(Rows excerpted from a collection)
----------

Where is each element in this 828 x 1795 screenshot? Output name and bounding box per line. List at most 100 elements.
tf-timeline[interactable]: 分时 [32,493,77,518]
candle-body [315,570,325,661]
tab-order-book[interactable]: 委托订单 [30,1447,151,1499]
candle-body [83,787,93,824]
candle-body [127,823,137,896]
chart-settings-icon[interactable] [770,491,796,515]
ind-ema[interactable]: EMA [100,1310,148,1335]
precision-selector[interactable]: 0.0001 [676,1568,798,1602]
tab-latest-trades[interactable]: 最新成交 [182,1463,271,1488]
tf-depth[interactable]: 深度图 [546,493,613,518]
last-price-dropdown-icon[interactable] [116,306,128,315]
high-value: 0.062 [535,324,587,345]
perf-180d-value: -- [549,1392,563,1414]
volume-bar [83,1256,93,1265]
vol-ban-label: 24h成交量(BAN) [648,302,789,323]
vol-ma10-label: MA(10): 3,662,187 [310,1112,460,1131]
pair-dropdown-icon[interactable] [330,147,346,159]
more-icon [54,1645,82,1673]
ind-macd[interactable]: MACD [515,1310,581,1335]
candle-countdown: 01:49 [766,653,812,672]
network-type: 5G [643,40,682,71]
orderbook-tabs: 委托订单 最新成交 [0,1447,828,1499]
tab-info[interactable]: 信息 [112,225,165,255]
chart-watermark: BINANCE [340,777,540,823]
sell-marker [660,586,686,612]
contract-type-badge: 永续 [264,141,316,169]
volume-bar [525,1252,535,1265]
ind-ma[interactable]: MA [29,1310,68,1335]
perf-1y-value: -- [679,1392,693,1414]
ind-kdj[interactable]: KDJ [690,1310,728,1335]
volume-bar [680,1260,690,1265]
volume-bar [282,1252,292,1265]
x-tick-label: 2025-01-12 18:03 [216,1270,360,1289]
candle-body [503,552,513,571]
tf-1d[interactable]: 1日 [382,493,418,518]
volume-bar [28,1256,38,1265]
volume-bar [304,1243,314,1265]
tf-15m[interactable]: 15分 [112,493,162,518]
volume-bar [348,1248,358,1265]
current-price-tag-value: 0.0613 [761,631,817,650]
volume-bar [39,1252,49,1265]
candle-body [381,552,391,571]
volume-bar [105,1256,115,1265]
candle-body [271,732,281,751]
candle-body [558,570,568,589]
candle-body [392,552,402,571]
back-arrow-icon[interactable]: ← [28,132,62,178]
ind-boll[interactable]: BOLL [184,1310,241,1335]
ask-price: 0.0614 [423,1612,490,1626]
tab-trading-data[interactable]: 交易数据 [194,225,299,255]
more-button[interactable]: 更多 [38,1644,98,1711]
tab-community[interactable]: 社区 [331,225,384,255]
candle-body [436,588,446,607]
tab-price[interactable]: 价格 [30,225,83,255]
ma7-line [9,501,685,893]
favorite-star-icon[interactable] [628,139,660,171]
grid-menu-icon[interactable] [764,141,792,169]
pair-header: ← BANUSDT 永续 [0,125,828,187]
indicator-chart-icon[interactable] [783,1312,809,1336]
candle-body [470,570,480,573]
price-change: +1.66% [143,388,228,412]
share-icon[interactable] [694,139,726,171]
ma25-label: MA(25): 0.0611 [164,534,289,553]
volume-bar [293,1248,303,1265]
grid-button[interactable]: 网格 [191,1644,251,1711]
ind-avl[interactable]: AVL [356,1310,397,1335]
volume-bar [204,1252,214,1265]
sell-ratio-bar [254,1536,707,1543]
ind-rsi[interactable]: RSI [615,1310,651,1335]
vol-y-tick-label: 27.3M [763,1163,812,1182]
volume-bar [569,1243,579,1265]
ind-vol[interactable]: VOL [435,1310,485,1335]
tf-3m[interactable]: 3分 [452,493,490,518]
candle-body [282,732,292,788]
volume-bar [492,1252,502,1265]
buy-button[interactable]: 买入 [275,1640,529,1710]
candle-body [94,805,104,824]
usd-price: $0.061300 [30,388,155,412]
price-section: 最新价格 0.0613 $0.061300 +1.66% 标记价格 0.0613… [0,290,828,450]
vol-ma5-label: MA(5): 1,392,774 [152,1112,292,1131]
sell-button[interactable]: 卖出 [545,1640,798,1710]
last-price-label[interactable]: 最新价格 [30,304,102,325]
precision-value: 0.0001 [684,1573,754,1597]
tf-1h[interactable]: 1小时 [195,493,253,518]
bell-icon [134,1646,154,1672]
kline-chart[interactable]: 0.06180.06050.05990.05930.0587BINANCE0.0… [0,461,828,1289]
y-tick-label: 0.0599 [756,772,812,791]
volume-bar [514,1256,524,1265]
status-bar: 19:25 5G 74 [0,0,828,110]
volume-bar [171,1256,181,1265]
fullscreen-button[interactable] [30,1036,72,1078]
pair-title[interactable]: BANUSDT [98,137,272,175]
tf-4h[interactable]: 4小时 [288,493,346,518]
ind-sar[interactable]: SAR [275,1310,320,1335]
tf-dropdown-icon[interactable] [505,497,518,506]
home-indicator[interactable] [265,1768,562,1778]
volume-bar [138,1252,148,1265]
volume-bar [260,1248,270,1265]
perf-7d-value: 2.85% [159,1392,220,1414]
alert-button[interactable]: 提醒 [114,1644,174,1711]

----------

» WHAT IS ASKED
Switch every "volume-bar" in the rows above to "volume-column", leaving everything else unchanged.

» EXERCISE SOLUTION
Where is each element in this 828 x 1795 screenshot? Output name and bounding box per line. List at most 100 elements.
tf-timeline[interactable]: 分时 [32,493,77,518]
candle-body [315,570,325,661]
tab-order-book[interactable]: 委托订单 [30,1447,151,1499]
candle-body [83,787,93,824]
candle-body [127,823,137,896]
chart-settings-icon[interactable] [770,491,796,515]
ind-ema[interactable]: EMA [100,1310,148,1335]
precision-selector[interactable]: 0.0001 [676,1568,798,1602]
tab-latest-trades[interactable]: 最新成交 [182,1463,271,1488]
tf-depth[interactable]: 深度图 [546,493,613,518]
last-price-dropdown-icon[interactable] [116,306,128,315]
high-value: 0.062 [535,324,587,345]
perf-180d-value: -- [549,1392,563,1414]
volume-column [83,1256,93,1265]
vol-ban-label: 24h成交量(BAN) [648,302,789,323]
vol-ma10-label: MA(10): 3,662,187 [310,1112,460,1131]
pair-dropdown-icon[interactable] [330,147,346,159]
more-icon [54,1645,82,1673]
ind-macd[interactable]: MACD [515,1310,581,1335]
candle-countdown: 01:49 [766,653,812,672]
network-type: 5G [643,40,682,71]
orderbook-tabs: 委托订单 最新成交 [0,1447,828,1499]
tab-info[interactable]: 信息 [112,225,165,255]
chart-watermark: BINANCE [340,777,540,823]
sell-marker [660,586,686,612]
contract-type-badge: 永续 [264,141,316,169]
volume-column [525,1252,535,1265]
ind-ma[interactable]: MA [29,1310,68,1335]
perf-1y-value: -- [679,1392,693,1414]
ind-kdj[interactable]: KDJ [690,1310,728,1335]
volume-column [680,1260,690,1265]
volume-column [282,1252,292,1265]
x-tick-label: 2025-01-12 18:03 [216,1270,360,1289]
candle-body [503,552,513,571]
tf-1d[interactable]: 1日 [382,493,418,518]
volume-column [28,1256,38,1265]
volume-column [304,1243,314,1265]
tf-15m[interactable]: 15分 [112,493,162,518]
volume-column [348,1248,358,1265]
current-price-tag-value: 0.0613 [761,631,817,650]
volume-column [39,1252,49,1265]
candle-body [381,552,391,571]
volume-column [105,1256,115,1265]
candle-body [271,732,281,751]
candle-body [558,570,568,589]
candle-body [392,552,402,571]
back-arrow-icon[interactable]: ← [28,132,62,178]
ind-boll[interactable]: BOLL [184,1310,241,1335]
ask-price: 0.0614 [423,1612,490,1626]
tab-trading-data[interactable]: 交易数据 [194,225,299,255]
more-button[interactable]: 更多 [38,1644,98,1711]
tab-community[interactable]: 社区 [331,225,384,255]
candle-body [436,588,446,607]
tab-price[interactable]: 价格 [30,225,83,255]
ma7-line [9,501,685,893]
favorite-star-icon[interactable] [628,139,660,171]
grid-menu-icon[interactable] [764,141,792,169]
pair-header: ← BANUSDT 永续 [0,125,828,187]
indicator-chart-icon[interactable] [783,1312,809,1336]
candle-body [470,570,480,573]
price-change: +1.66% [143,388,228,412]
share-icon[interactable] [694,139,726,171]
ma25-label: MA(25): 0.0611 [164,534,289,553]
volume-column [293,1248,303,1265]
grid-button[interactable]: 网格 [191,1644,251,1711]
ind-avl[interactable]: AVL [356,1310,397,1335]
volume-column [204,1252,214,1265]
sell-ratio-bar [254,1536,707,1543]
ind-rsi[interactable]: RSI [615,1310,651,1335]
vol-y-tick-label: 27.3M [763,1163,812,1182]
volume-column [569,1243,579,1265]
ind-vol[interactable]: VOL [435,1310,485,1335]
tf-3m[interactable]: 3分 [452,493,490,518]
candle-body [282,732,292,788]
volume-column [492,1252,502,1265]
buy-button[interactable]: 买入 [275,1640,529,1710]
candle-body [94,805,104,824]
usd-price: $0.061300 [30,388,155,412]
price-section: 最新价格 0.0613 $0.061300 +1.66% 标记价格 0.0613… [0,290,828,450]
vol-ma5-label: MA(5): 1,392,774 [152,1112,292,1131]
sell-button[interactable]: 卖出 [545,1640,798,1710]
last-price-label[interactable]: 最新价格 [30,304,102,325]
precision-value: 0.0001 [684,1573,754,1597]
tf-1h[interactable]: 1小时 [195,493,253,518]
bell-icon [134,1646,154,1672]
kline-chart[interactable]: 0.06180.06050.05990.05930.0587BINANCE0.0… [0,461,828,1289]
y-tick-label: 0.0599 [756,772,812,791]
volume-column [514,1256,524,1265]
status-bar: 19:25 5G 74 [0,0,828,110]
volume-column [171,1256,181,1265]
fullscreen-button[interactable] [30,1036,72,1078]
pair-title[interactable]: BANUSDT [98,137,272,175]
tf-4h[interactable]: 4小时 [288,493,346,518]
ind-sar[interactable]: SAR [275,1310,320,1335]
tf-dropdown-icon[interactable] [505,497,518,506]
home-indicator[interactable] [265,1768,562,1778]
volume-column [138,1252,148,1265]
volume-column [260,1248,270,1265]
perf-7d-value: 2.85% [159,1392,220,1414]
alert-button[interactable]: 提醒 [114,1644,174,1711]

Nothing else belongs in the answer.